• [THE REQUEST]
Return each line of the data below verbatim; pictures are to be left out.

• [LISTED RECORDS]
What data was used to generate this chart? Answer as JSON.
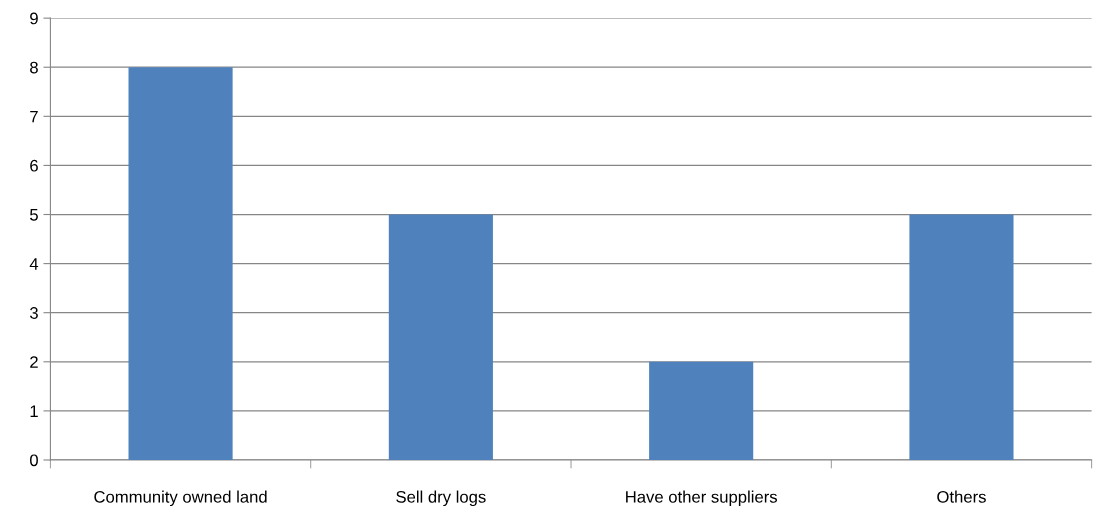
{
  "chart_data": {
    "type": "bar",
    "categories": [
      "Community owned land",
      "Sell dry logs",
      "Have other suppliers",
      "Others"
    ],
    "values": [
      8,
      5,
      2,
      5
    ],
    "color": "#4f81bd",
    "ylim": [
      0,
      9
    ],
    "yticks": [
      0,
      1,
      2,
      3,
      4,
      5,
      6,
      7,
      8,
      9
    ],
    "grid": "y"
  }
}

• [ANSWER TO THE PROBLEM]
What data was used to generate this chart? Answer as JSON.
{
  "chart_data": {
    "type": "bar",
    "categories": [
      "Community owned land",
      "Sell dry logs",
      "Have other suppliers",
      "Others"
    ],
    "values": [
      8,
      5,
      2,
      5
    ],
    "color": "#4f81bd",
    "ylim": [
      0,
      9
    ],
    "yticks": [
      0,
      1,
      2,
      3,
      4,
      5,
      6,
      7,
      8,
      9
    ],
    "grid": "y"
  }
}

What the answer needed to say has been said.